(Dataset rows about figures)
^^^^^^^^
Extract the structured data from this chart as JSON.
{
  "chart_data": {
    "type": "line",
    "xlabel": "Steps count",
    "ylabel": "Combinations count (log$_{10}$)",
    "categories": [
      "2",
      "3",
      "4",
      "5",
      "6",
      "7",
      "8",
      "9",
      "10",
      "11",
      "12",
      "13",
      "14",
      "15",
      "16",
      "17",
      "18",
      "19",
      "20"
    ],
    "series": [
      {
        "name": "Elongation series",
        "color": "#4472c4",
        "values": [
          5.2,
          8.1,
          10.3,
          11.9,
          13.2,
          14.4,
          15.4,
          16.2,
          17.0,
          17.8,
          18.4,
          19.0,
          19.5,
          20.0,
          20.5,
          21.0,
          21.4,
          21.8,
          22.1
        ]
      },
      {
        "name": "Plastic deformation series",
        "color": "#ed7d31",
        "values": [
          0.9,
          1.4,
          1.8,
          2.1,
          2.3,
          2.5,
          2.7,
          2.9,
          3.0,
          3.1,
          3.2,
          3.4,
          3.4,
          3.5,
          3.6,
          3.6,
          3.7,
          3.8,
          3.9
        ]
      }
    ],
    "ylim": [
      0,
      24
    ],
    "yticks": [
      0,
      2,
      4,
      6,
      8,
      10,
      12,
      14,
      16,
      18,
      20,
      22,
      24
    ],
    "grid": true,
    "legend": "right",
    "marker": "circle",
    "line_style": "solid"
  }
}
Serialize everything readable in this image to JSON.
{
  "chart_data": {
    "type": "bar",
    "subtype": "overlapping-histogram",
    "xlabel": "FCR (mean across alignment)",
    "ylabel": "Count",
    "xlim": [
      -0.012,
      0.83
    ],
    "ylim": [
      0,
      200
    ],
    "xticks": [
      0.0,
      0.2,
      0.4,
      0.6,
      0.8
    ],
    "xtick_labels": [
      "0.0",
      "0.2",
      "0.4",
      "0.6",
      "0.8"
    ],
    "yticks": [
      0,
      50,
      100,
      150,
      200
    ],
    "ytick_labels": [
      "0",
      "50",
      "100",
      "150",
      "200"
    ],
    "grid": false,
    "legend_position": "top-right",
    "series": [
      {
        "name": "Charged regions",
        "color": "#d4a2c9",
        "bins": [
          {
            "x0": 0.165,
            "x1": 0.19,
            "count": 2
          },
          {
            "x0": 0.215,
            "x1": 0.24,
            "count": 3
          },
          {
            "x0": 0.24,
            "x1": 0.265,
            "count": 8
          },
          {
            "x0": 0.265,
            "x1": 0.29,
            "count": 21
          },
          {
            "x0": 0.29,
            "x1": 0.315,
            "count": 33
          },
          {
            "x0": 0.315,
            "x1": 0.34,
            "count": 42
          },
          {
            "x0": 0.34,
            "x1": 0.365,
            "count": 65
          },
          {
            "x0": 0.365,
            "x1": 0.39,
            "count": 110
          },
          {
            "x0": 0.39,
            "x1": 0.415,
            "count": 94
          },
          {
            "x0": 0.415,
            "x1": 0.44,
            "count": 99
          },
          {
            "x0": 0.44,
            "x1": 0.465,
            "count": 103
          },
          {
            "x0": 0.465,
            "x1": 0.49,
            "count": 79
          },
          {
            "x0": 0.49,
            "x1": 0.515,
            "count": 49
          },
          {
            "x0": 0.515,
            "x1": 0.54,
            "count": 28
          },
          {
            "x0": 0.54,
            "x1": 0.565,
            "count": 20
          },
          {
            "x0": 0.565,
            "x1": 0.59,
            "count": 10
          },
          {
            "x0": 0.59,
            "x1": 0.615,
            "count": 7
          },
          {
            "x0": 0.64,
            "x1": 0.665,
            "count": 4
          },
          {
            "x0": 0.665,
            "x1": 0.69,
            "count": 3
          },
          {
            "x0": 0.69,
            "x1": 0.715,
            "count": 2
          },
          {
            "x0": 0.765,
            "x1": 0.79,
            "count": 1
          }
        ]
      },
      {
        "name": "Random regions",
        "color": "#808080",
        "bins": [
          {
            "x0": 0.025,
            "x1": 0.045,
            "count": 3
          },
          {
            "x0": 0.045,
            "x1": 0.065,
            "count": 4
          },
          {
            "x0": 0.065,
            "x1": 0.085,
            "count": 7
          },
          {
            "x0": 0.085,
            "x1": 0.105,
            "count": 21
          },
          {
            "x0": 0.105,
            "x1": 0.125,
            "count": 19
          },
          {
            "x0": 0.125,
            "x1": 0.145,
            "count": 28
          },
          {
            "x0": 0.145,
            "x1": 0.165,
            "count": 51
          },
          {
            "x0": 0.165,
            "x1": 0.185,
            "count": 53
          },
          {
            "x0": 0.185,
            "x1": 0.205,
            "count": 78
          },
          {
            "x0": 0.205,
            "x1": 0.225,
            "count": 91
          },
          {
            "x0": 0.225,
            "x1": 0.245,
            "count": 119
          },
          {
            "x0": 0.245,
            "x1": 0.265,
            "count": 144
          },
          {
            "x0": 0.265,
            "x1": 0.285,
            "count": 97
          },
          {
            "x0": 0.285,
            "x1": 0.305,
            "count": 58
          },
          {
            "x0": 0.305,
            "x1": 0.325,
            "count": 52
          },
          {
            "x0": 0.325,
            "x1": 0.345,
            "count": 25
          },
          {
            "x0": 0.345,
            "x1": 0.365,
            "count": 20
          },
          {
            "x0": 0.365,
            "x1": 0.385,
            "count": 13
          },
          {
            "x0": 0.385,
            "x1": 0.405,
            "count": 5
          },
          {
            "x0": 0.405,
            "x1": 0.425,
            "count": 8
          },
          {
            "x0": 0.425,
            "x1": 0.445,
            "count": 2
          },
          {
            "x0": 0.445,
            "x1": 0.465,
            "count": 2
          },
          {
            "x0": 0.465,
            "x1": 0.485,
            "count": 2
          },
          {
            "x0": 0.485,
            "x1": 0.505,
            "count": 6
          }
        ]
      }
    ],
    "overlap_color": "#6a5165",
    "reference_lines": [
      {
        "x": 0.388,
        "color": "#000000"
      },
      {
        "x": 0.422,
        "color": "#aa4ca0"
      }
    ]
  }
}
^^^^^^^^
- Problem description: Write out every entry exactly as given.

- The completed task:
Extract the structured data from this chart as JSON.
{
  "chart_data": {
    "type": "line",
    "xlabel": "Steps count",
    "ylabel": "Combinations count (log$_{10}$)",
    "categories": [
      "2",
      "3",
      "4",
      "5",
      "6",
      "7",
      "8",
      "9",
      "10",
      "11",
      "12",
      "13",
      "14",
      "15",
      "16",
      "17",
      "18",
      "19",
      "20"
    ],
    "series": [
      {
        "name": "Elongation series",
        "color": "#4472c4",
        "values": [
          5.2,
          8.1,
          10.3,
          11.9,
          13.2,
          14.4,
          15.4,
          16.2,
          17.0,
          17.8,
          18.4,
          19.0,
          19.5,
          20.0,
          20.5,
          21.0,
          21.4,
          21.8,
          22.1
        ]
      },
      {
        "name": "Plastic deformation series",
        "color": "#ed7d31",
        "values": [
          0.9,
          1.4,
          1.8,
          2.1,
          2.3,
          2.5,
          2.7,
          2.9,
          3.0,
          3.1,
          3.2,
          3.4,
          3.4,
          3.5,
          3.6,
          3.6,
          3.7,
          3.8,
          3.9
        ]
      }
    ],
    "ylim": [
      0,
      24
    ],
    "yticks": [
      0,
      2,
      4,
      6,
      8,
      10,
      12,
      14,
      16,
      18,
      20,
      22,
      24
    ],
    "grid": true,
    "legend": "right",
    "marker": "circle",
    "line_style": "solid"
  }
}
Serialize everything readable in this image to JSON.
{
  "chart_data": {
    "type": "bar",
    "subtype": "overlapping-histogram",
    "xlabel": "FCR (mean across alignment)",
    "ylabel": "Count",
    "xlim": [
      -0.012,
      0.83
    ],
    "ylim": [
      0,
      200
    ],
    "xticks": [
      0.0,
      0.2,
      0.4,
      0.6,
      0.8
    ],
    "xtick_labels": [
      "0.0",
      "0.2",
      "0.4",
      "0.6",
      "0.8"
    ],
    "yticks": [
      0,
      50,
      100,
      150,
      200
    ],
    "ytick_labels": [
      "0",
      "50",
      "100",
      "150",
      "200"
    ],
    "grid": false,
    "legend_position": "top-right",
    "series": [
      {
        "name": "Charged regions",
        "color": "#d4a2c9",
        "bins": [
          {
            "x0": 0.165,
            "x1": 0.19,
            "count": 2
          },
          {
            "x0": 0.215,
            "x1": 0.24,
            "count": 3
          },
          {
            "x0": 0.24,
            "x1": 0.265,
            "count": 8
          },
          {
            "x0": 0.265,
            "x1": 0.29,
            "count": 21
          },
          {
            "x0": 0.29,
            "x1": 0.315,
            "count": 33
          },
          {
            "x0": 0.315,
            "x1": 0.34,
            "count": 42
          },
          {
            "x0": 0.34,
            "x1": 0.365,
            "count": 65
          },
          {
            "x0": 0.365,
            "x1": 0.39,
            "count": 110
          },
          {
            "x0": 0.39,
            "x1": 0.415,
            "count": 94
          },
          {
            "x0": 0.415,
            "x1": 0.44,
            "count": 99
          },
          {
            "x0": 0.44,
            "x1": 0.465,
            "count": 103
          },
          {
            "x0": 0.465,
            "x1": 0.49,
            "count": 79
          },
          {
            "x0": 0.49,
            "x1": 0.515,
            "count": 49
          },
          {
            "x0": 0.515,
            "x1": 0.54,
            "count": 28
          },
          {
            "x0": 0.54,
            "x1": 0.565,
            "count": 20
          },
          {
            "x0": 0.565,
            "x1": 0.59,
            "count": 10
          },
          {
            "x0": 0.59,
            "x1": 0.615,
            "count": 7
          },
          {
            "x0": 0.64,
            "x1": 0.665,
            "count": 4
          },
          {
            "x0": 0.665,
            "x1": 0.69,
            "count": 3
          },
          {
            "x0": 0.69,
            "x1": 0.715,
            "count": 2
          },
          {
            "x0": 0.765,
            "x1": 0.79,
            "count": 1
          }
        ]
      },
      {
        "name": "Random regions",
        "color": "#808080",
        "bins": [
          {
            "x0": 0.025,
            "x1": 0.045,
            "count": 3
          },
          {
            "x0": 0.045,
            "x1": 0.065,
            "count": 4
          },
          {
            "x0": 0.065,
            "x1": 0.085,
            "count": 7
          },
          {
            "x0": 0.085,
            "x1": 0.105,
            "count": 21
          },
          {
            "x0": 0.105,
            "x1": 0.125,
            "count": 19
          },
          {
            "x0": 0.125,
            "x1": 0.145,
            "count": 28
          },
          {
            "x0": 0.145,
            "x1": 0.165,
            "count": 51
          },
          {
            "x0": 0.165,
            "x1": 0.185,
            "count": 53
          },
          {
            "x0": 0.185,
            "x1": 0.205,
            "count": 78
          },
          {
            "x0": 0.205,
            "x1": 0.225,
            "count": 91
          },
          {
            "x0": 0.225,
            "x1": 0.245,
            "count": 119
          },
          {
            "x0": 0.245,
            "x1": 0.265,
            "count": 144
          },
          {
            "x0": 0.265,
            "x1": 0.285,
            "count": 97
          },
          {
            "x0": 0.285,
            "x1": 0.305,
            "count": 58
          },
          {
            "x0": 0.305,
            "x1": 0.325,
            "count": 52
          },
          {
            "x0": 0.325,
            "x1": 0.345,
            "count": 25
          },
          {
            "x0": 0.345,
            "x1": 0.365,
            "count": 20
          },
          {
            "x0": 0.365,
            "x1": 0.385,
            "count": 13
          },
          {
            "x0": 0.385,
            "x1": 0.405,
            "count": 5
          },
          {
            "x0": 0.405,
            "x1": 0.425,
            "count": 8
          },
          {
            "x0": 0.425,
            "x1": 0.445,
            "count": 2
          },
          {
            "x0": 0.445,
            "x1": 0.465,
            "count": 2
          },
          {
            "x0": 0.465,
            "x1": 0.485,
            "count": 2
          },
          {
            "x0": 0.485,
            "x1": 0.505,
            "count": 6
          }
        ]
      }
    ],
    "overlap_color": "#6a5165",
    "reference_lines": [
      {
        "x": 0.388,
        "color": "#000000"
      },
      {
        "x": 0.422,
        "color": "#aa4ca0"
      }
    ]
  }
}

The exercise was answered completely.